Data extracted from a collection:
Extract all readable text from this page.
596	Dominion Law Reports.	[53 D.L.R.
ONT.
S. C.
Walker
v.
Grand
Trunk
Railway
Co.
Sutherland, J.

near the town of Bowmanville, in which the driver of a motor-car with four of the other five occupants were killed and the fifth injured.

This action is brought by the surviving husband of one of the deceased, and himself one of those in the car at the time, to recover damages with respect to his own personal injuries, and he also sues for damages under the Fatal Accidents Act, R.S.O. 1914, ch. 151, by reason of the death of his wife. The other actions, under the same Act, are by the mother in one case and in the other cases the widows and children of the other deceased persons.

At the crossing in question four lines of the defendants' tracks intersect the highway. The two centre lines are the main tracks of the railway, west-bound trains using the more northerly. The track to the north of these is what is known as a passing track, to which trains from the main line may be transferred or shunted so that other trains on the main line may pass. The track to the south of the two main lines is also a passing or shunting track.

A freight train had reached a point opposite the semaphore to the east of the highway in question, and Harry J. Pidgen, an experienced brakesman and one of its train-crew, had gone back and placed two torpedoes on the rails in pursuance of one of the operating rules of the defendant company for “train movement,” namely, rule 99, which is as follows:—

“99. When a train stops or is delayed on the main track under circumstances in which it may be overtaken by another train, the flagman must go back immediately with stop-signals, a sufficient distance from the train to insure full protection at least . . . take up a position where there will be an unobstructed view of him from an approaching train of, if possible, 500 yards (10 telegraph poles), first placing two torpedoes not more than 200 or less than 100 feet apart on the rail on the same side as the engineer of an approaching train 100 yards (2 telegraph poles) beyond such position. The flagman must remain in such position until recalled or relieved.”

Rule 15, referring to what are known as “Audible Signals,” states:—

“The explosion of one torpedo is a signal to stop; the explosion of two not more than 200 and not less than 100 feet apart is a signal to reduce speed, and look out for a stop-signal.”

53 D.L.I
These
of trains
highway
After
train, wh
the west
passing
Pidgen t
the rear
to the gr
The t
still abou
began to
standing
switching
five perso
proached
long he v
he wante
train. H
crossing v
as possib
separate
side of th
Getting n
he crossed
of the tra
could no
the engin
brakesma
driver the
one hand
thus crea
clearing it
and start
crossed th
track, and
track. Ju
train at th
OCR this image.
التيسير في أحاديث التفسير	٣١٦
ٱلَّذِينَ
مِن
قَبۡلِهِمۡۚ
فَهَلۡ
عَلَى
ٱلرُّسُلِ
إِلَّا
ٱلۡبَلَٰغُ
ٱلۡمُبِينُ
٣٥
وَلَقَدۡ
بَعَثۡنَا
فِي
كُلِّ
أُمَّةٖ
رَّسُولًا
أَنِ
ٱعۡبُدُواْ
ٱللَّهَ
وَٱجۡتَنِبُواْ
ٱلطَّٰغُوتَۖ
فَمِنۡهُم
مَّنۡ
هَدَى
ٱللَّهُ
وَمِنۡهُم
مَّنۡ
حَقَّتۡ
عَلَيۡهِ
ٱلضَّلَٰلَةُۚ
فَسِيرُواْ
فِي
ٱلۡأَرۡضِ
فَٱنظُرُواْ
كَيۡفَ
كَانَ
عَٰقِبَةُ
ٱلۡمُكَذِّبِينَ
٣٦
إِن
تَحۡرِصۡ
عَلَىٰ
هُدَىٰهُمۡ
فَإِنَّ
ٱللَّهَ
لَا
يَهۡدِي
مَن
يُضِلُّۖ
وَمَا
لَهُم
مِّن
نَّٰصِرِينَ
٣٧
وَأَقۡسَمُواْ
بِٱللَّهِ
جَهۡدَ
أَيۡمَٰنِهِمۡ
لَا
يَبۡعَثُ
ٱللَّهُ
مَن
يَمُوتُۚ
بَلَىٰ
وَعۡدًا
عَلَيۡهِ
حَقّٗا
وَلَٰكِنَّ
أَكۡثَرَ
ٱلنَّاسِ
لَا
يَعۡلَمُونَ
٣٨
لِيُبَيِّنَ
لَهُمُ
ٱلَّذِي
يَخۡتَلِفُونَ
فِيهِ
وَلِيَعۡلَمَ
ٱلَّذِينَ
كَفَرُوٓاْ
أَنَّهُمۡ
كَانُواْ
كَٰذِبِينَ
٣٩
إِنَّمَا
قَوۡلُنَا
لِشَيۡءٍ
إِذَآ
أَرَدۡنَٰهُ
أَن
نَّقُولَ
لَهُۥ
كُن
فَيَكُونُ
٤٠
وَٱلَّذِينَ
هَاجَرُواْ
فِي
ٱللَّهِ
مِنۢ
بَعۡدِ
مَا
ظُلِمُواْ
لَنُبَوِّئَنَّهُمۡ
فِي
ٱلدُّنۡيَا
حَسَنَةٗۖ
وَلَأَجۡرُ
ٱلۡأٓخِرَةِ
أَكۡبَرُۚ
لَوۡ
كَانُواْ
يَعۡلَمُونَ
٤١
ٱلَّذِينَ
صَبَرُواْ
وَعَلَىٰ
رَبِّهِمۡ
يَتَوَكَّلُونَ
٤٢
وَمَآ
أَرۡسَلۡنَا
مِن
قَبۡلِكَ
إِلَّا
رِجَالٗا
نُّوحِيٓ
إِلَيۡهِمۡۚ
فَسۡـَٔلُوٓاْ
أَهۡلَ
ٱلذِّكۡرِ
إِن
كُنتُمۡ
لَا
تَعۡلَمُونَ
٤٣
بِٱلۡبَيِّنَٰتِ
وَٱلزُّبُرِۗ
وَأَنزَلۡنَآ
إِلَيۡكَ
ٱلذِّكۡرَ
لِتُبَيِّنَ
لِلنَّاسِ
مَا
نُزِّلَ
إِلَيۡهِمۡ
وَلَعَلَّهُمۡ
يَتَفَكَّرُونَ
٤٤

THE EXERCISE: Recopy the entries above exactly, with every line included.

ANSWER BELOW:
Extract all readable text from this page.
596	Dominion Law Reports.	[53 D.L.R.
ONT.
S. C.
Walker
v.
Grand
Trunk
Railway
Co.
Sutherland, J.

near the town of Bowmanville, in which the driver of a motor-car with four of the other five occupants were killed and the fifth injured.

This action is brought by the surviving husband of one of the deceased, and himself one of those in the car at the time, to recover damages with respect to his own personal injuries, and he also sues for damages under the Fatal Accidents Act, R.S.O. 1914, ch. 151, by reason of the death of his wife. The other actions, under the same Act, are by the mother in one case and in the other cases the widows and children of the other deceased persons.

At the crossing in question four lines of the defendants' tracks intersect the highway. The two centre lines are the main tracks of the railway, west-bound trains using the more northerly. The track to the north of these is what is known as a passing track, to which trains from the main line may be transferred or shunted so that other trains on the main line may pass. The track to the south of the two main lines is also a passing or shunting track.

A freight train had reached a point opposite the semaphore to the east of the highway in question, and Harry J. Pidgen, an experienced brakesman and one of its train-crew, had gone back and placed two torpedoes on the rails in pursuance of one of the operating rules of the defendant company for “train movement,” namely, rule 99, which is as follows:—

“99. When a train stops or is delayed on the main track under circumstances in which it may be overtaken by another train, the flagman must go back immediately with stop-signals, a sufficient distance from the train to insure full protection at least . . . take up a position where there will be an unobstructed view of him from an approaching train of, if possible, 500 yards (10 telegraph poles), first placing two torpedoes not more than 200 or less than 100 feet apart on the rail on the same side as the engineer of an approaching train 100 yards (2 telegraph poles) beyond such position. The flagman must remain in such position until recalled or relieved.”

Rule 15, referring to what are known as “Audible Signals,” states:—

“The explosion of one torpedo is a signal to stop; the explosion of two not more than 200 and not less than 100 feet apart is a signal to reduce speed, and look out for a stop-signal.”

53 D.L.I
These
of trains
highway
After
train, wh
the west
passing
Pidgen t
the rear
to the gr
The t
still abou
began to
standing
switching
five perso
proached
long he v
he wante
train. H
crossing v
as possib
separate
side of th
Getting n
he crossed
of the tra
could no
the engin
brakesma
driver the
one hand
thus crea
clearing it
and start
crossed th
track, and
track. Ju
train at th
OCR this image.
التيسير في أحاديث التفسير	٣١٦
ٱلَّذِينَ
مِن
قَبۡلِهِمۡۚ
فَهَلۡ
عَلَى
ٱلرُّسُلِ
إِلَّا
ٱلۡبَلَٰغُ
ٱلۡمُبِينُ
٣٥
وَلَقَدۡ
بَعَثۡنَا
فِي
كُلِّ
أُمَّةٖ
رَّسُولًا
أَنِ
ٱعۡبُدُواْ
ٱللَّهَ
وَٱجۡتَنِبُواْ
ٱلطَّٰغُوتَۖ
فَمِنۡهُم
مَّنۡ
هَدَى
ٱللَّهُ
وَمِنۡهُم
مَّنۡ
حَقَّتۡ
عَلَيۡهِ
ٱلضَّلَٰلَةُۚ
فَسِيرُواْ
فِي
ٱلۡأَرۡضِ
فَٱنظُرُواْ
كَيۡفَ
كَانَ
عَٰقِبَةُ
ٱلۡمُكَذِّبِينَ
٣٦
إِن
تَحۡرِصۡ
عَلَىٰ
هُدَىٰهُمۡ
فَإِنَّ
ٱللَّهَ
لَا
يَهۡدِي
مَن
يُضِلُّۖ
وَمَا
لَهُم
مِّن
نَّٰصِرِينَ
٣٧
وَأَقۡسَمُواْ
بِٱللَّهِ
جَهۡدَ
أَيۡمَٰنِهِمۡ
لَا
يَبۡعَثُ
ٱللَّهُ
مَن
يَمُوتُۚ
بَلَىٰ
وَعۡدًا
عَلَيۡهِ
حَقّٗا
وَلَٰكِنَّ
أَكۡثَرَ
ٱلنَّاسِ
لَا
يَعۡلَمُونَ
٣٨
لِيُبَيِّنَ
لَهُمُ
ٱلَّذِي
يَخۡتَلِفُونَ
فِيهِ
وَلِيَعۡلَمَ
ٱلَّذِينَ
كَفَرُوٓاْ
أَنَّهُمۡ
كَانُواْ
كَٰذِبِينَ
٣٩
إِنَّمَا
قَوۡلُنَا
لِشَيۡءٍ
إِذَآ
أَرَدۡنَٰهُ
أَن
نَّقُولَ
لَهُۥ
كُن
فَيَكُونُ
٤٠
وَٱلَّذِينَ
هَاجَرُواْ
فِي
ٱللَّهِ
مِنۢ
بَعۡدِ
مَا
ظُلِمُواْ
لَنُبَوِّئَنَّهُمۡ
فِي
ٱلدُّنۡيَا
حَسَنَةٗۖ
وَلَأَجۡرُ
ٱلۡأٓخِرَةِ
أَكۡبَرُۚ
لَوۡ
كَانُواْ
يَعۡلَمُونَ
٤١
ٱلَّذِينَ
صَبَرُواْ
وَعَلَىٰ
رَبِّهِمۡ
يَتَوَكَّلُونَ
٤٢
وَمَآ
أَرۡسَلۡنَا
مِن
قَبۡلِكَ
إِلَّا
رِجَالٗا
نُّوحِيٓ
إِلَيۡهِمۡۚ
فَسۡـَٔلُوٓاْ
أَهۡلَ
ٱلذِّكۡرِ
إِن
كُنتُمۡ
لَا
تَعۡلَمُونَ
٤٣
بِٱلۡبَيِّنَٰتِ
وَٱلزُّبُرِۗ
وَأَنزَلۡنَآ
إِلَيۡكَ
ٱلذِّكۡرَ
لِتُبَيِّنَ
لِلنَّاسِ
مَا
نُزِّلَ
إِلَيۡهِمۡ
وَلَعَلَّهُمۡ
يَتَفَكَّرُونَ
٤٤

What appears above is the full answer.